### ACTION ITEM
Your answer should be every line of the entries that has the string "hexahydrate" in it.
○ ○ ○
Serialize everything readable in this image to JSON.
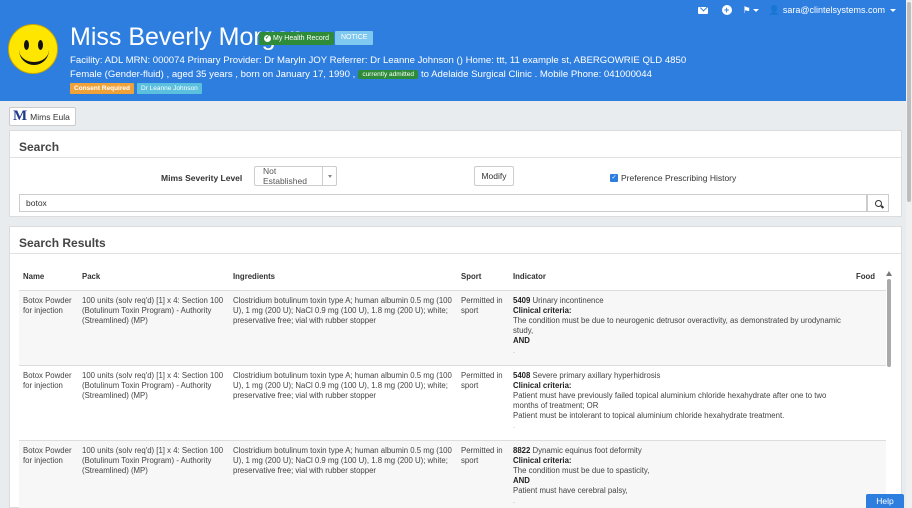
{
  "topnav": {
    "user_email": "sara@clintelsystems.com"
  },
  "patient": {
    "name": "Miss Beverly Morgan",
    "my_health_record": "My Health Record",
    "notice": "NOTICE",
    "line1": "Facility: ADL   MRN: 000074   Primary Provider: Dr Maryln JOY   Referrer: Dr Leanne Johnson ()   Home: ttt, 11 example st, ABERGOWRIE QLD 4850",
    "line2_prefix": "Female (Gender-fluid) , aged 35 years , born on January 17, 1990 ,",
    "admitted_badge": "currently admitted",
    "line2_suffix": "to Adelaide Surgical Clinic . Mobile Phone: 041000044",
    "consent_badge": "Consent Required",
    "doctor_badge": "Dr Leanne Johnson"
  },
  "mims_tab": {
    "logo": "M",
    "label": "Mims Eula"
  },
  "search_panel": {
    "title": "Search",
    "severity_label": "Mims Severity Level",
    "severity_value": "Not Established",
    "modify_label": "Modify",
    "preference_label": "Preference Prescribing History",
    "preference_checked": true,
    "query": "botox"
  },
  "results": {
    "title": "Search Results",
    "columns": [
      "Name",
      "Pack",
      "Ingredients",
      "Sport",
      "Indicator",
      "Food"
    ],
    "rows": [
      {
        "name": "Botox Powder for injection",
        "pack": "100 units (solv req'd) [1] x 4: Section 100 (Botulinum Toxin Program) - Authority (Streamlined) (MP)",
        "ingredients": "Clostridium botulinum toxin type A; human albumin 0.5 mg (100 U), 1 mg (200 U); NaCl 0.9 mg (100 U), 1.8 mg (200 U); white; preservative free; vial with rubber stopper",
        "sport": "Permitted in sport",
        "code": "5409",
        "indication": "Urinary incontinence",
        "criteria_head": "Clinical criteria:",
        "criteria1": "The condition must be due to neurogenic detrusor overactivity, as demonstrated by urodynamic study,",
        "joiner": "AND",
        "criteria2": "",
        "tail": "."
      },
      {
        "name": "Botox Powder for injection",
        "pack": "100 units (solv req'd) [1] x 4: Section 100 (Botulinum Toxin Program) - Authority (Streamlined) (MP)",
        "ingredients": "Clostridium botulinum toxin type A; human albumin 0.5 mg (100 U), 1 mg (200 U); NaCl 0.9 mg (100 U), 1.8 mg (200 U); white; preservative free; vial with rubber stopper",
        "sport": "Permitted in sport",
        "code": "5408",
        "indication": "Severe primary axillary hyperhidrosis",
        "criteria_head": "Clinical criteria:",
        "criteria1": "Patient must have previously failed topical aluminium chloride hexahydrate after one to two months of treatment; OR",
        "joiner": "",
        "criteria2": "Patient must be intolerant to topical aluminium chloride hexahydrate treatment.",
        "tail": "."
      },
      {
        "name": "Botox Powder for injection",
        "pack": "100 units (solv req'd) [1] x 4: Section 100 (Botulinum Toxin Program) - Authority (Streamlined) (MP)",
        "ingredients": "Clostridium botulinum toxin type A; human albumin 0.5 mg (100 U), 1 mg (200 U); NaCl 0.9 mg (100 U), 1.8 mg (200 U); white; preservative free; vial with rubber stopper",
        "sport": "Permitted in sport",
        "code": "8822",
        "indication": "Dynamic equinus foot deformity",
        "criteria_head": "Clinical criteria:",
        "criteria1": "The condition must be due to spasticity,",
        "joiner": "AND",
        "criteria2": "Patient must have cerebral palsy,",
        "tail": "."
      }
    ]
  },
  "help": {
    "label": "Help"
  },
  "colors": {
    "header_blue": "#2e7ee0",
    "mhr_green": "#2e8b3a",
    "notice_blue": "#7fc8ef",
    "consent_orange": "#f0a23a",
    "doctor_teal": "#5bc0de"
  }
}
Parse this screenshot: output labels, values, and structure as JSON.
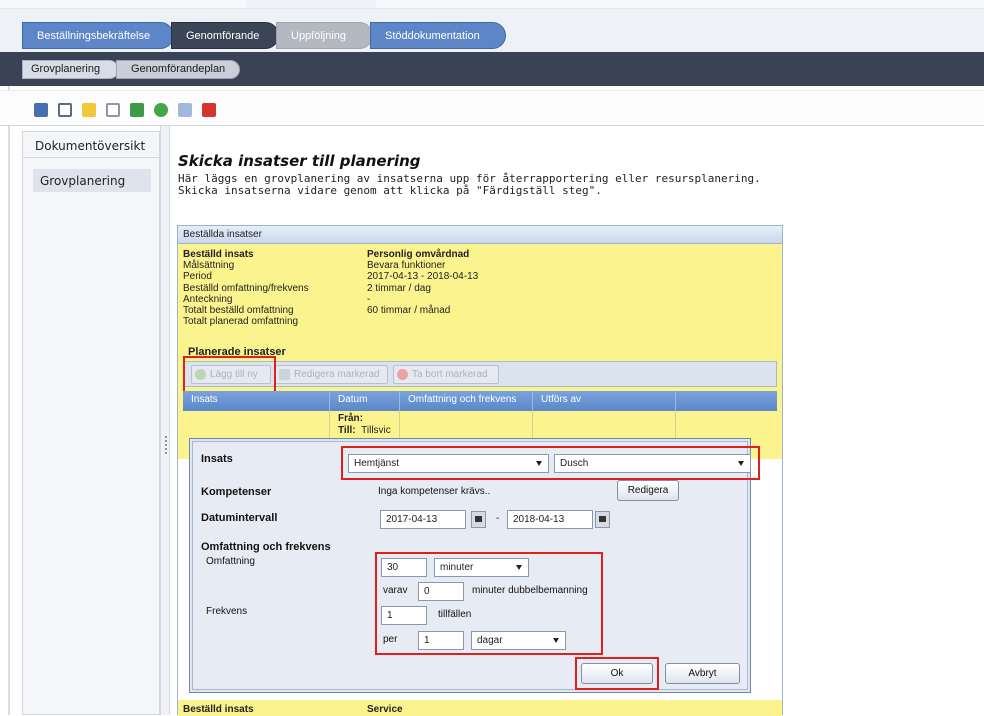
{
  "main_tabs": [
    {
      "label": "Beställningsbekräftelse"
    },
    {
      "label": "Genomförande"
    },
    {
      "label": "Uppföljning"
    },
    {
      "label": "Stöddokumentation"
    }
  ],
  "sub_tabs": [
    {
      "label": "Grovplanering"
    },
    {
      "label": "Genomförandeplan"
    }
  ],
  "toolbar_icons": [
    "save-icon",
    "document-icon",
    "folder-icon",
    "mail-icon",
    "refresh-icon",
    "check-icon",
    "spellcheck-icon",
    "calendar-icon"
  ],
  "sidebar": {
    "header": "Dokumentöversikt",
    "items": [
      {
        "label": "Grovplanering"
      }
    ]
  },
  "page": {
    "title": "Skicka insatser till planering",
    "desc_line1": "Här läggs en grovplanering av insatserna upp för återrapportering eller resursplanering.",
    "desc_line2": "Skicka insatserna vidare genom att klicka på \"Färdigställ steg\"."
  },
  "panel": {
    "header": "Beställda insatser",
    "details": [
      {
        "label": "Beställd insats",
        "value": "Personlig omvårdnad"
      },
      {
        "label": "Målsättning",
        "value": "Bevara funktioner"
      },
      {
        "label": "Period",
        "value": "2017-04-13  -  2018-04-13"
      },
      {
        "label": "Beställd omfattning/frekvens",
        "value": "2 timmar / dag"
      },
      {
        "label": "Anteckning",
        "value": "-"
      },
      {
        "label": "Totalt beställd omfattning",
        "value": "60 timmar / månad"
      },
      {
        "label": "Totalt planerad omfattning",
        "value": ""
      }
    ],
    "planned_header": "Planerade insatser",
    "buttons": {
      "add": "Lägg till ny",
      "edit": "Redigera markerad",
      "remove": "Ta bort markerad"
    },
    "columns": [
      "Insats",
      "Datum",
      "Omfattning och frekvens",
      "Utförs av"
    ],
    "row": {
      "from_label": "Från:",
      "to_label": "Till:",
      "to_value": "Tillsvic"
    },
    "next_label": "Beställd insats",
    "next_value": "Service"
  },
  "editor": {
    "insats_label": "Insats",
    "insats_select": "Hemtjänst",
    "insats_sub_select": "Dusch",
    "kompetenser_label": "Kompetenser",
    "kompetenser_value": "Inga kompetenser krävs..",
    "redigera_button": "Redigera",
    "datum_label": "Datumintervall",
    "date_from": "2017-04-13",
    "date_sep": "-",
    "date_to": "2018-04-13",
    "omf_header": "Omfattning och frekvens",
    "omfattning_label": "Omfattning",
    "omfattning_value": "30",
    "omfattning_unit": "minuter",
    "varav_label": "varav",
    "varav_value": "0",
    "dubbel_label": "minuter dubbelbemanning",
    "frekvens_label": "Frekvens",
    "frekvens_value": "1",
    "tillfallen_label": "tillfällen",
    "per_label": "per",
    "per_value": "1",
    "per_unit": "dagar",
    "ok_button": "Ok",
    "cancel_button": "Avbryt"
  },
  "colors": {
    "highlight_box": "#e0201f",
    "yellow_bg": "#fbf38e",
    "tab_blue": "#5c86c7",
    "dark_bar": "#3a4256"
  }
}
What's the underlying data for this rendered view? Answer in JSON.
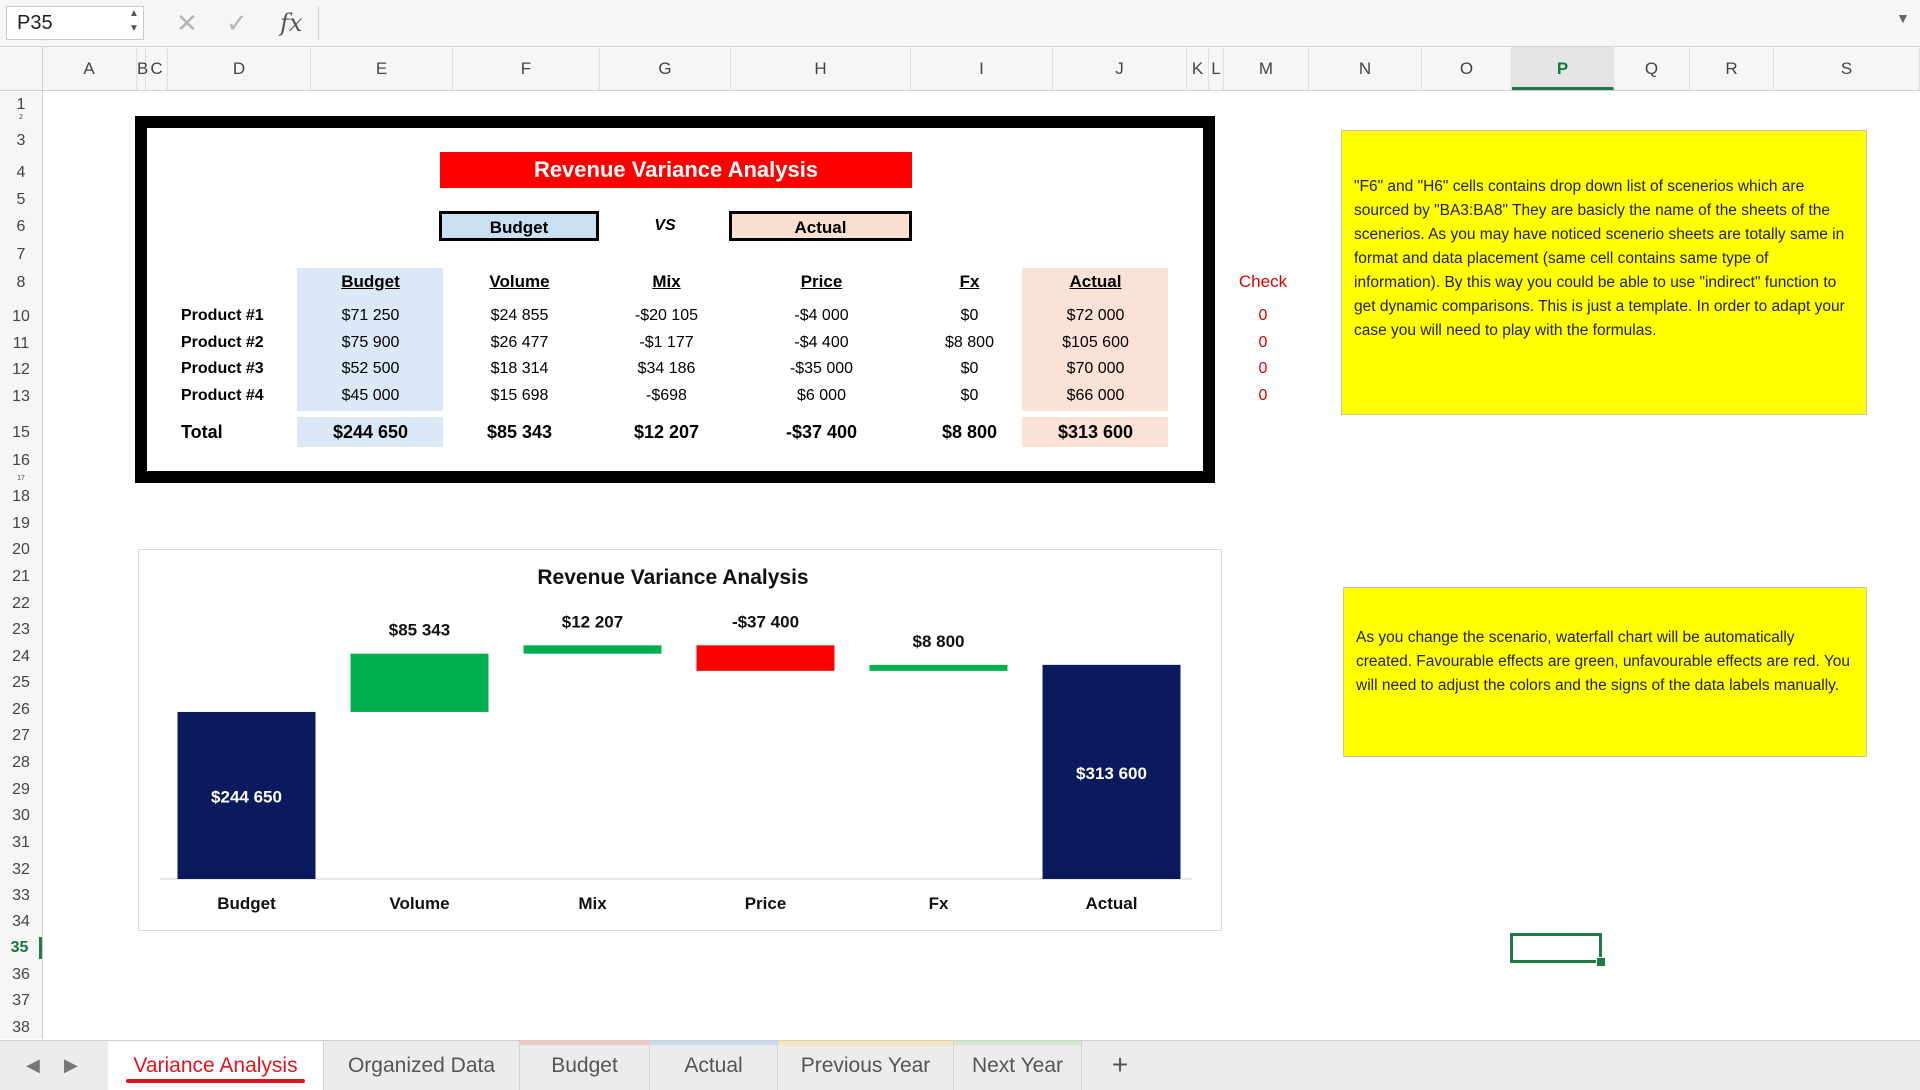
{
  "formula_bar": {
    "name_box": "P35",
    "cancel_icon": "✕",
    "confirm_icon": "✓",
    "fx_label": "fx",
    "formula": ""
  },
  "columns": [
    "A",
    "B",
    "C",
    "D",
    "E",
    "F",
    "G",
    "H",
    "I",
    "J",
    "K",
    "L",
    "M",
    "N",
    "O",
    "P",
    "Q",
    "R",
    "S"
  ],
  "selected_column": "P",
  "rows": [
    "1",
    "2",
    "3",
    "4",
    "5",
    "6",
    "7",
    "8",
    "10",
    "11",
    "12",
    "13",
    "15",
    "16",
    "17",
    "18",
    "19",
    "20",
    "21",
    "22",
    "23",
    "24",
    "25",
    "26",
    "27",
    "28",
    "29",
    "30",
    "31",
    "32",
    "33",
    "34",
    "35",
    "36",
    "37",
    "38"
  ],
  "selected_row": "35",
  "table": {
    "banner": "Revenue Variance Analysis",
    "scenario_left": "Budget",
    "vs": "VS",
    "scenario_right": "Actual",
    "headers": [
      "Budget",
      "Volume",
      "Mix",
      "Price",
      "Fx",
      "Actual"
    ],
    "row_labels": [
      "Product #1",
      "Product #2",
      "Product #3",
      "Product #4"
    ],
    "cells": [
      [
        "$71 250",
        "$24 855",
        "-$20 105",
        "-$4 000",
        "$0",
        "$72 000"
      ],
      [
        "$75 900",
        "$26 477",
        "-$1 177",
        "-$4 400",
        "$8 800",
        "$105 600"
      ],
      [
        "$52 500",
        "$18 314",
        "$34 186",
        "-$35 000",
        "$0",
        "$70 000"
      ],
      [
        "$45 000",
        "$15 698",
        "-$698",
        "$6 000",
        "$0",
        "$66 000"
      ]
    ],
    "total_label": "Total",
    "totals": [
      "$244 650",
      "$85 343",
      "$12 207",
      "-$37 400",
      "$8 800",
      "$313 600"
    ],
    "check_header": "Check",
    "checks": [
      "0",
      "0",
      "0",
      "0"
    ]
  },
  "notes": {
    "note1": "\"F6\" and \"H6\" cells contains drop down list of scenerios which are sourced by \"BA3:BA8\" They are basicly the name of the sheets of the scenerios. As you may have noticed scenerio sheets are totally same in format and data placement (same cell contains same type of information). By this way you could be able to use \"indirect\" function to get dynamic comparisons. This is just a template. In order to adapt your case you will need to play with the formulas.",
    "note2": "As you change the scenario, waterfall chart will be automatically created. Favourable effects are green, unfavourable effects are red. You will need to adjust the colors and the signs of the data labels manually."
  },
  "chart_data": {
    "type": "bar",
    "subtype": "waterfall",
    "title": "Revenue Variance Analysis",
    "categories": [
      "Budget",
      "Volume",
      "Mix",
      "Price",
      "Fx",
      "Actual"
    ],
    "values": [
      244650,
      85343,
      12207,
      -37400,
      8800,
      313600
    ],
    "labels": [
      "$244 650",
      "$85 343",
      "$12 207",
      "-$37 400",
      "$8 800",
      "$313 600"
    ],
    "kinds": [
      "total",
      "delta",
      "delta",
      "delta",
      "delta",
      "total"
    ],
    "ylim": [
      0,
      350000
    ],
    "grid": false,
    "legend": "none",
    "colors": {
      "total": "#0b1a5c",
      "favourable": "#00b050",
      "unfavourable": "#ff0000"
    }
  },
  "sheet_tabs": [
    {
      "label": "Variance Analysis",
      "active": true,
      "color": ""
    },
    {
      "label": "Organized Data",
      "active": false,
      "color": ""
    },
    {
      "label": "Budget",
      "active": false,
      "color": "#f4c7c3"
    },
    {
      "label": "Actual",
      "active": false,
      "color": "#c6dcf2"
    },
    {
      "label": "Previous Year",
      "active": false,
      "color": "#fbe5b5"
    },
    {
      "label": "Next Year",
      "active": false,
      "color": "#cfe8cf"
    }
  ],
  "add_sheet_label": "+"
}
○ ○ ○
### RESULT OF THE EXERCISE
        "criteria1": "Patient must have previously failed topical aluminium chloride hexahydrate after one to two months of treatment; OR",
        "criteria2": "Patient must be intolerant to topical aluminium chloride hexahydrate treatment.",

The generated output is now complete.